- Supplied data:

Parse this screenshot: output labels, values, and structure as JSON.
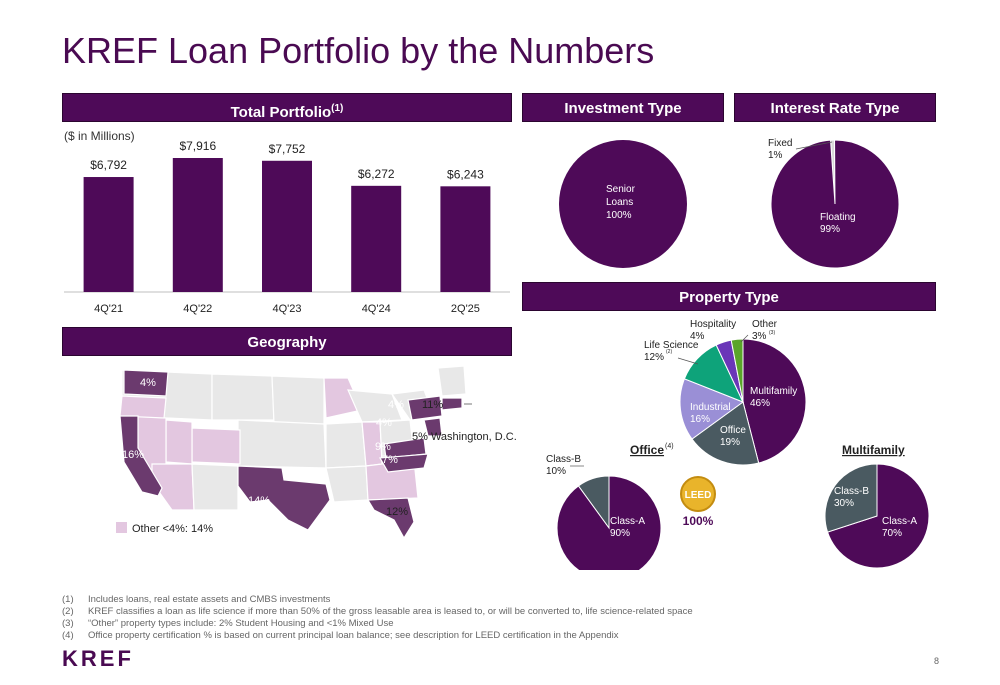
{
  "title": "KREF Loan Portfolio by the Numbers",
  "headers": {
    "total_portfolio": "Total Portfolio",
    "total_portfolio_note": "(1)",
    "investment_type": "Investment Type",
    "interest_rate_type": "Interest Rate Type",
    "property_type": "Property Type",
    "geography": "Geography"
  },
  "colors": {
    "purple": "#4e0a58",
    "slate": "#4a5a61",
    "lavender": "#9a8fd6",
    "teal": "#0ea37a",
    "violet": "#6a36b8",
    "green": "#5aa52a",
    "light_pink": "#e3c7e0",
    "dark_map": "#6b3a6e",
    "gold": "#e9b42b"
  },
  "chart_data": [
    {
      "type": "bar",
      "id": "total_portfolio",
      "unit_label": "($ in Millions)",
      "categories": [
        "4Q'21",
        "4Q'22",
        "4Q'23",
        "4Q'24",
        "2Q'25"
      ],
      "values": [
        6792,
        7916,
        7752,
        6272,
        6243
      ],
      "value_labels": [
        "$6,792",
        "$7,916",
        "$7,752",
        "$6,272",
        "$6,243"
      ],
      "ylim": [
        0,
        7916
      ]
    },
    {
      "type": "pie",
      "id": "investment_type",
      "slices": [
        {
          "label": "Senior Loans",
          "value": 100,
          "pct": "100%"
        }
      ]
    },
    {
      "type": "pie",
      "id": "interest_rate_type",
      "slices": [
        {
          "label": "Floating",
          "value": 99,
          "pct": "99%"
        },
        {
          "label": "Fixed",
          "value": 1,
          "pct": "1%"
        }
      ]
    },
    {
      "type": "pie",
      "id": "property_type",
      "slices": [
        {
          "label": "Multifamily",
          "value": 46,
          "pct": "46%",
          "note": ""
        },
        {
          "label": "Office",
          "value": 19,
          "pct": "19%",
          "note": ""
        },
        {
          "label": "Industrial",
          "value": 16,
          "pct": "16%",
          "note": ""
        },
        {
          "label": "Life Science",
          "value": 12,
          "pct": "12%",
          "note": "(2)"
        },
        {
          "label": "Hospitality",
          "value": 4,
          "pct": "4%",
          "note": ""
        },
        {
          "label": "Other",
          "value": 3,
          "pct": "3%",
          "note": "(3)"
        }
      ]
    },
    {
      "type": "pie",
      "id": "office",
      "title": "Office",
      "title_note": "(4)",
      "slices": [
        {
          "label": "Class-A",
          "value": 90,
          "pct": "90%"
        },
        {
          "label": "Class-B",
          "value": 10,
          "pct": "10%"
        }
      ],
      "leed_badge": "LEED",
      "leed_pct": "100%"
    },
    {
      "type": "pie",
      "id": "multifamily",
      "title": "Multifamily",
      "slices": [
        {
          "label": "Class-A",
          "value": 70,
          "pct": "70%"
        },
        {
          "label": "Class-B",
          "value": 30,
          "pct": "30%"
        }
      ]
    }
  ],
  "geography": {
    "labels": {
      "wa": "4%",
      "ca": "16%",
      "tx": "14%",
      "fl": "12%",
      "ny": "4%",
      "ma": "11%",
      "nj": "4%",
      "va": "9%",
      "nc": "7%",
      "dc": "5% Washington, D.C."
    },
    "legend": "Other <4%: 14%"
  },
  "footnotes": [
    {
      "n": "(1)",
      "text": "Includes loans, real estate assets and CMBS investments"
    },
    {
      "n": "(2)",
      "text": "KREF classifies a loan as life science if more than 50% of the gross leasable area is leased to, or will be converted to, life science-related space"
    },
    {
      "n": "(3)",
      "text": "“Other” property types include: 2% Student Housing and <1% Mixed Use"
    },
    {
      "n": "(4)",
      "text": "Office property certification % is based on current principal loan balance; see description for LEED certification in the Appendix"
    }
  ],
  "logo": "KREF",
  "page_number": "8"
}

- Brief: Set down the lines of the records above exactly, apart from the pictures.

- Task answer:
Parse this screenshot: output labels, values, and structure as JSON.
{
  "title": "KREF Loan Portfolio by the Numbers",
  "headers": {
    "total_portfolio": "Total Portfolio",
    "total_portfolio_note": "(1)",
    "investment_type": "Investment Type",
    "interest_rate_type": "Interest Rate Type",
    "property_type": "Property Type",
    "geography": "Geography"
  },
  "colors": {
    "purple": "#4e0a58",
    "slate": "#4a5a61",
    "lavender": "#9a8fd6",
    "teal": "#0ea37a",
    "violet": "#6a36b8",
    "green": "#5aa52a",
    "light_pink": "#e3c7e0",
    "dark_map": "#6b3a6e",
    "gold": "#e9b42b"
  },
  "chart_data": [
    {
      "type": "bar",
      "id": "total_portfolio",
      "unit_label": "($ in Millions)",
      "categories": [
        "4Q'21",
        "4Q'22",
        "4Q'23",
        "4Q'24",
        "2Q'25"
      ],
      "values": [
        6792,
        7916,
        7752,
        6272,
        6243
      ],
      "value_labels": [
        "$6,792",
        "$7,916",
        "$7,752",
        "$6,272",
        "$6,243"
      ],
      "ylim": [
        0,
        7916
      ]
    },
    {
      "type": "pie",
      "id": "investment_type",
      "slices": [
        {
          "label": "Senior Loans",
          "value": 100,
          "pct": "100%"
        }
      ]
    },
    {
      "type": "pie",
      "id": "interest_rate_type",
      "slices": [
        {
          "label": "Floating",
          "value": 99,
          "pct": "99%"
        },
        {
          "label": "Fixed",
          "value": 1,
          "pct": "1%"
        }
      ]
    },
    {
      "type": "pie",
      "id": "property_type",
      "slices": [
        {
          "label": "Multifamily",
          "value": 46,
          "pct": "46%",
          "note": ""
        },
        {
          "label": "Office",
          "value": 19,
          "pct": "19%",
          "note": ""
        },
        {
          "label": "Industrial",
          "value": 16,
          "pct": "16%",
          "note": ""
        },
        {
          "label": "Life Science",
          "value": 12,
          "pct": "12%",
          "note": "(2)"
        },
        {
          "label": "Hospitality",
          "value": 4,
          "pct": "4%",
          "note": ""
        },
        {
          "label": "Other",
          "value": 3,
          "pct": "3%",
          "note": "(3)"
        }
      ]
    },
    {
      "type": "pie",
      "id": "office",
      "title": "Office",
      "title_note": "(4)",
      "slices": [
        {
          "label": "Class-A",
          "value": 90,
          "pct": "90%"
        },
        {
          "label": "Class-B",
          "value": 10,
          "pct": "10%"
        }
      ],
      "leed_badge": "LEED",
      "leed_pct": "100%"
    },
    {
      "type": "pie",
      "id": "multifamily",
      "title": "Multifamily",
      "slices": [
        {
          "label": "Class-A",
          "value": 70,
          "pct": "70%"
        },
        {
          "label": "Class-B",
          "value": 30,
          "pct": "30%"
        }
      ]
    }
  ],
  "geography": {
    "labels": {
      "wa": "4%",
      "ca": "16%",
      "tx": "14%",
      "fl": "12%",
      "ny": "4%",
      "ma": "11%",
      "nj": "4%",
      "va": "9%",
      "nc": "7%",
      "dc": "5% Washington, D.C."
    },
    "legend": "Other <4%: 14%"
  },
  "footnotes": [
    {
      "n": "(1)",
      "text": "Includes loans, real estate assets and CMBS investments"
    },
    {
      "n": "(2)",
      "text": "KREF classifies a loan as life science if more than 50% of the gross leasable area is leased to, or will be converted to, life science-related space"
    },
    {
      "n": "(3)",
      "text": "“Other” property types include: 2% Student Housing and <1% Mixed Use"
    },
    {
      "n": "(4)",
      "text": "Office property certification % is based on current principal loan balance; see description for LEED certification in the Appendix"
    }
  ],
  "logo": "KREF",
  "page_number": "8"
}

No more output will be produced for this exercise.